## [YOUR TASK]
Retype every entry exactly, character for character.

>> BEGIN DATASET RECORDS

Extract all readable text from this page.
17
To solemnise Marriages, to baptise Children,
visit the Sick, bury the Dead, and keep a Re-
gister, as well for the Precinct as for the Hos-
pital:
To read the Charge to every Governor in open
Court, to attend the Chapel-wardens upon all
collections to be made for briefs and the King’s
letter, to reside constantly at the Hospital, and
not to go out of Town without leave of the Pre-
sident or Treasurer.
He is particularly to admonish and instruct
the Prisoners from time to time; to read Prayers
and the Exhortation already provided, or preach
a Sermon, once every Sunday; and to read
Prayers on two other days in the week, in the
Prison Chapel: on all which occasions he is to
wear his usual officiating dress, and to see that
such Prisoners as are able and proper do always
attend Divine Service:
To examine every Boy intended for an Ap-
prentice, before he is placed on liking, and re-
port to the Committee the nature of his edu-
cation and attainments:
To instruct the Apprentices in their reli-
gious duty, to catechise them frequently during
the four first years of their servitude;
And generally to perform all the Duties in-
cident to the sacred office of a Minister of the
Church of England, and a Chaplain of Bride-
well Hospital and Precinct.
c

>> END DATASET RECORDS

## [RESULT]
Extract all readable text from this page.
17
To solemnise Marriages, to baptise Children,
visit the Sick, bury the Dead, and keep a Re-
gister, as well for the Precinct as for the Hos-
pital:
To read the Charge to every Governor in open
Court, to attend the Chapel-wardens upon all
collections to be made for briefs and the King’s
letter, to reside constantly at the Hospital, and
not to go out of Town without leave of the Pre-
sident or Treasurer.
He is particularly to admonish and instruct
the Prisoners from time to time; to read Prayers
and the Exhortation already provided, or preach
a Sermon, once every Sunday; and to read
Prayers on two other days in the week, in the
Prison Chapel: on all which occasions he is to
wear his usual officiating dress, and to see that
such Prisoners as are able and proper do always
attend Divine Service:
To examine every Boy intended for an Ap-
prentice, before he is placed on liking, and re-
port to the Committee the nature of his edu-
cation and attainments:
To instruct the Apprentices in their reli-
gious duty, to catechise them frequently during
the four first years of their servitude;
And generally to perform all the Duties in-
cident to the sacred office of a Minister of the
Church of England, and a Chaplain of Bride-
well Hospital and Precinct.
c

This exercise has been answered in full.